**PROBLEM DESCRIPTION:** Please rewrite the entries, starting with the first one and going on through the line with "row-day: 29 — [92, 792, 119, 816]", changing "row-note" to "row-remark". Keep everything else the same.

**Listings of boxed layout items:**

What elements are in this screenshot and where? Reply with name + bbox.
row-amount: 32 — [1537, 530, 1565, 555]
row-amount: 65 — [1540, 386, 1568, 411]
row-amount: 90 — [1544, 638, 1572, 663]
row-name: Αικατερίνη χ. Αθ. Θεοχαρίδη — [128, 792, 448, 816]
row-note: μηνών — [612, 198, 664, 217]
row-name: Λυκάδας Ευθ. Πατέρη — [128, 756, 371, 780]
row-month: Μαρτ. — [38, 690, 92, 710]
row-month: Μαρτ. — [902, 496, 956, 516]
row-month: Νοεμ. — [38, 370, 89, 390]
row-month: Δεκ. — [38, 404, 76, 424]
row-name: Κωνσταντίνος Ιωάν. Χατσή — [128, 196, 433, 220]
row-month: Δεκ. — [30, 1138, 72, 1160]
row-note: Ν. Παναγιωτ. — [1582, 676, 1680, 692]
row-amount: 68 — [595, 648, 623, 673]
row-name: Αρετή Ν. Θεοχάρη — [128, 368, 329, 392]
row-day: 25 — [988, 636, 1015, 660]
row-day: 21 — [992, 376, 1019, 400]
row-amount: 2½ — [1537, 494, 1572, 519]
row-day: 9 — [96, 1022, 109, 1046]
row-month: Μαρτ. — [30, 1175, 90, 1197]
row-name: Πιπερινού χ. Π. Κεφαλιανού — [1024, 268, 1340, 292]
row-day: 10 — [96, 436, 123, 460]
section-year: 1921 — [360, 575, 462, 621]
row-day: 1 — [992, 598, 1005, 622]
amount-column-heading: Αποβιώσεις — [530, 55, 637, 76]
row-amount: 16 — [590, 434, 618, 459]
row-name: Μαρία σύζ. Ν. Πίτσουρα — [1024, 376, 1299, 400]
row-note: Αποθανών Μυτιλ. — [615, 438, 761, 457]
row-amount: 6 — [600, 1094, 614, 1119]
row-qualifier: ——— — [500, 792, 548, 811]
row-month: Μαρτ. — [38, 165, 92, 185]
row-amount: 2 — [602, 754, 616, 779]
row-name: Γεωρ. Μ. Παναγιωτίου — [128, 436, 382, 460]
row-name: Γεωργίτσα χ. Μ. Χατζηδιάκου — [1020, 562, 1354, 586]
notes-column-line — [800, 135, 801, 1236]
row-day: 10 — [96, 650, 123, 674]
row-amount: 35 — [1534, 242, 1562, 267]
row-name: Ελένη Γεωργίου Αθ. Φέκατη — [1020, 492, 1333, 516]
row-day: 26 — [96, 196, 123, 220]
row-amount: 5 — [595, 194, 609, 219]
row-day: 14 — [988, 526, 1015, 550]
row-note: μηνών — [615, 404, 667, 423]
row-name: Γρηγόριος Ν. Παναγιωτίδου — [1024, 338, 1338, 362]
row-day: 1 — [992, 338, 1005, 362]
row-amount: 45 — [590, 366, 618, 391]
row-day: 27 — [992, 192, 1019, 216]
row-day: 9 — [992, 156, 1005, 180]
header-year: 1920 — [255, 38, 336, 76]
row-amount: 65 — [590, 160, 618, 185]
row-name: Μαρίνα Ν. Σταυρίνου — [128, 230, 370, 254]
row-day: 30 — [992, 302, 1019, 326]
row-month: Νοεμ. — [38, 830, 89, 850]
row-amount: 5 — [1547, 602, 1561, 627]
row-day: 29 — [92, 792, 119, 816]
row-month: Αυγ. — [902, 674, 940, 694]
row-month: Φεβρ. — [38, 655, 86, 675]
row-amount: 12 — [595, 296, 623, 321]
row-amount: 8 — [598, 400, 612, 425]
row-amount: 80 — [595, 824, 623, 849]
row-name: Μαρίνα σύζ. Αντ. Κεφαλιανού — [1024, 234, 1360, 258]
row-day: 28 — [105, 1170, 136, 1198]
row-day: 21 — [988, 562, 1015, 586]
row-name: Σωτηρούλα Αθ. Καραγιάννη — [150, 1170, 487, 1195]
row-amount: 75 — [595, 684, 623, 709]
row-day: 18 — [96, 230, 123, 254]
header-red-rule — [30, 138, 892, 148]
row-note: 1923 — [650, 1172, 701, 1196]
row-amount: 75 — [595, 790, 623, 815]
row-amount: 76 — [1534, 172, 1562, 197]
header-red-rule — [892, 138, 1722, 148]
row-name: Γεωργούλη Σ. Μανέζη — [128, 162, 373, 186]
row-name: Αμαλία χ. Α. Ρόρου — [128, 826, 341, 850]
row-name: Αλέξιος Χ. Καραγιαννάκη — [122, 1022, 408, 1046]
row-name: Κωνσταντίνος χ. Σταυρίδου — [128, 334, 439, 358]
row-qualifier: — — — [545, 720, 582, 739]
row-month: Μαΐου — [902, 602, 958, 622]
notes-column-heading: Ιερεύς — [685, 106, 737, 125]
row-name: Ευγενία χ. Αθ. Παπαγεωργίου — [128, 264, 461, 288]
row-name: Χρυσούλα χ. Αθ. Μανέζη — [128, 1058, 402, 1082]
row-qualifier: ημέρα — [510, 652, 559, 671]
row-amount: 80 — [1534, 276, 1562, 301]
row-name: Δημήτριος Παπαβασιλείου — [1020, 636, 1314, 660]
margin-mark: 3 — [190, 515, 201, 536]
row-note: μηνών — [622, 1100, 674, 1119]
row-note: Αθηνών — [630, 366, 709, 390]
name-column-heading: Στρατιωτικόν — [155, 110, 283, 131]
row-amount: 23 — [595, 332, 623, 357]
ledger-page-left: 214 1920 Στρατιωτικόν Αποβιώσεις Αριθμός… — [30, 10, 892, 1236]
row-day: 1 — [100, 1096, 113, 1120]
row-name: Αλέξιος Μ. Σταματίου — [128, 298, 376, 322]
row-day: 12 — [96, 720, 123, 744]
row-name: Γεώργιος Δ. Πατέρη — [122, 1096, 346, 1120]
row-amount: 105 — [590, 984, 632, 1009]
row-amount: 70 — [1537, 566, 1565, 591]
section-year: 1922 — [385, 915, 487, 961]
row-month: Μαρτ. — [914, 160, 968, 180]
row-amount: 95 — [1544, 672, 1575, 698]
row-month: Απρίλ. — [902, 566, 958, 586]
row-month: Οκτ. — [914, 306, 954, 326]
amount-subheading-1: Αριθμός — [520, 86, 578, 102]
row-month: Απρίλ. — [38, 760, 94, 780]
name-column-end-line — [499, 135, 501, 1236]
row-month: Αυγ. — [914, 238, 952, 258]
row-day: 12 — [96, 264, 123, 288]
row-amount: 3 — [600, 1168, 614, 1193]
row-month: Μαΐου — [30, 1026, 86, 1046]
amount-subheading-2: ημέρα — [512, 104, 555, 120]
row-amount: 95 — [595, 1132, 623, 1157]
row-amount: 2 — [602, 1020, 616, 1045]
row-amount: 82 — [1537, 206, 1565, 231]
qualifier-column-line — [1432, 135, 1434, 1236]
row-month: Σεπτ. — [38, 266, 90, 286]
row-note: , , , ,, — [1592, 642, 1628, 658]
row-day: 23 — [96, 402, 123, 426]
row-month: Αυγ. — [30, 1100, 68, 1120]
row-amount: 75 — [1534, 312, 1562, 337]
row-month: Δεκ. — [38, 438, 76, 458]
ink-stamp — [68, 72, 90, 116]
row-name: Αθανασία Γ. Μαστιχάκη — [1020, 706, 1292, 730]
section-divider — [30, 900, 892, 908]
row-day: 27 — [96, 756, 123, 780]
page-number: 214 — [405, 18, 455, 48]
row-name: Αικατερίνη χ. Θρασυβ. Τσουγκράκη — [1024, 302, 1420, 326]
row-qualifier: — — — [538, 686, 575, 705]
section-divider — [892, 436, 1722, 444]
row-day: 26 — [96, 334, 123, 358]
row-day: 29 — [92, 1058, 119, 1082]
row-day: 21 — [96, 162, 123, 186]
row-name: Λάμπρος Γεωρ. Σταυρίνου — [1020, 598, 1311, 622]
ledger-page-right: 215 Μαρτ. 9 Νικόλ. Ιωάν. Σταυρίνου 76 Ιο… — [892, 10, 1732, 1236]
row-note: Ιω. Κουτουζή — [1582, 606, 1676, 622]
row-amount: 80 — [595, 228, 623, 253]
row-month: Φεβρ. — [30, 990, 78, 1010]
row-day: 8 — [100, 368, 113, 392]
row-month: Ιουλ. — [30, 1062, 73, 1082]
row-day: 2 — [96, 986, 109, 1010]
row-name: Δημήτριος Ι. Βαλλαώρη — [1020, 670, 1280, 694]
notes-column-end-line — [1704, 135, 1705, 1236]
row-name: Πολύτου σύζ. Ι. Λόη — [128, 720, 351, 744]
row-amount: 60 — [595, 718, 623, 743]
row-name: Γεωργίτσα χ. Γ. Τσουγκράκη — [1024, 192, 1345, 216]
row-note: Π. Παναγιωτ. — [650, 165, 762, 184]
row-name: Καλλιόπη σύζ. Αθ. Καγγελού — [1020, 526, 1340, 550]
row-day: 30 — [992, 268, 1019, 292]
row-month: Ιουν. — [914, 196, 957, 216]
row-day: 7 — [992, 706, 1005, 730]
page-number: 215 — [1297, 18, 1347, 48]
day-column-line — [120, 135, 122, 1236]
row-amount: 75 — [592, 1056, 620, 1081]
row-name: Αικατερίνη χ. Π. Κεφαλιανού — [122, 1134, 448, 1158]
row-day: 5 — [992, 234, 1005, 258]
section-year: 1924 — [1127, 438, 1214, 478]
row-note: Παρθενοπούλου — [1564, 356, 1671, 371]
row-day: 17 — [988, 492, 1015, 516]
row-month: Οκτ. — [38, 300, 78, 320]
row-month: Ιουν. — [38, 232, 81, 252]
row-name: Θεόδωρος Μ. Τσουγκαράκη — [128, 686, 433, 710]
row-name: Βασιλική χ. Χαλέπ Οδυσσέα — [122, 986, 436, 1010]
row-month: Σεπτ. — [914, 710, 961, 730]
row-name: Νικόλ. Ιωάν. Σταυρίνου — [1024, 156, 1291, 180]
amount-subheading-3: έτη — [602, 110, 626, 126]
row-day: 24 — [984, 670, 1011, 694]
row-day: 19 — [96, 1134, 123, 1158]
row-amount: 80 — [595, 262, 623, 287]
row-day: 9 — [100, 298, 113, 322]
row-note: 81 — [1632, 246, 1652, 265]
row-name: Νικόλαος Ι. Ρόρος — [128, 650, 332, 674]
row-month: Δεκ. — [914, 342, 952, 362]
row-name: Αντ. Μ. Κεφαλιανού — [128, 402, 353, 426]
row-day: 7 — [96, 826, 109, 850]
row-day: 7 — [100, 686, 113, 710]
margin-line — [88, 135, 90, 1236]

**REPLY TO THE TASK:**
What elements are in this screenshot and where? Reply with name + bbox.
row-amount: 32 — [1537, 530, 1565, 555]
row-amount: 65 — [1540, 386, 1568, 411]
row-amount: 90 — [1544, 638, 1572, 663]
row-name: Αικατερίνη χ. Αθ. Θεοχαρίδη — [128, 792, 448, 816]
row-remark: μηνών — [612, 198, 664, 217]
row-name: Λυκάδας Ευθ. Πατέρη — [128, 756, 371, 780]
row-month: Μαρτ. — [38, 690, 92, 710]
row-month: Μαρτ. — [902, 496, 956, 516]
row-month: Νοεμ. — [38, 370, 89, 390]
row-month: Δεκ. — [38, 404, 76, 424]
row-name: Κωνσταντίνος Ιωάν. Χατσή — [128, 196, 433, 220]
row-month: Δεκ. — [30, 1138, 72, 1160]
row-remark: Ν. Παναγιωτ. — [1582, 676, 1680, 692]
row-amount: 68 — [595, 648, 623, 673]
row-name: Αρετή Ν. Θεοχάρη — [128, 368, 329, 392]
row-day: 25 — [988, 636, 1015, 660]
row-day: 21 — [992, 376, 1019, 400]
row-amount: 2½ — [1537, 494, 1572, 519]
row-day: 9 — [96, 1022, 109, 1046]
row-month: Μαρτ. — [30, 1175, 90, 1197]
row-name: Πιπερινού χ. Π. Κεφαλιανού — [1024, 268, 1340, 292]
row-day: 10 — [96, 436, 123, 460]
section-year: 1921 — [360, 575, 462, 621]
row-day: 1 — [992, 598, 1005, 622]
amount-column-heading: Αποβιώσεις — [530, 55, 637, 76]
row-amount: 16 — [590, 434, 618, 459]
row-name: Μαρία σύζ. Ν. Πίτσουρα — [1024, 376, 1299, 400]
row-remark: Αποθανών Μυτιλ. — [615, 438, 761, 457]
row-amount: 6 — [600, 1094, 614, 1119]
row-qualifier: ——— — [500, 792, 548, 811]
row-month: Μαρτ. — [38, 165, 92, 185]
row-amount: 2 — [602, 754, 616, 779]
row-name: Γεωρ. Μ. Παναγιωτίου — [128, 436, 382, 460]
row-name: Γεωργίτσα χ. Μ. Χατζηδιάκου — [1020, 562, 1354, 586]
notes-column-line — [800, 135, 801, 1236]
row-day: 10 — [96, 650, 123, 674]
row-amount: 35 — [1534, 242, 1562, 267]
row-name: Ελένη Γεωργίου Αθ. Φέκατη — [1020, 492, 1333, 516]
row-day: 26 — [96, 196, 123, 220]
row-amount: 5 — [595, 194, 609, 219]
row-day: 14 — [988, 526, 1015, 550]
row-remark: μηνών — [615, 404, 667, 423]
row-name: Γρηγόριος Ν. Παναγιωτίδου — [1024, 338, 1338, 362]
row-day: 1 — [992, 338, 1005, 362]
row-amount: 45 — [590, 366, 618, 391]
row-day: 27 — [992, 192, 1019, 216]
row-day: 9 — [992, 156, 1005, 180]
header-year: 1920 — [255, 38, 336, 76]
row-amount: 65 — [590, 160, 618, 185]
row-name: Μαρίνα Ν. Σταυρίνου — [128, 230, 370, 254]
row-day: 30 — [992, 302, 1019, 326]
row-month: Νοεμ. — [38, 830, 89, 850]
row-amount: 5 — [1547, 602, 1561, 627]
row-day: 29 — [92, 792, 119, 816]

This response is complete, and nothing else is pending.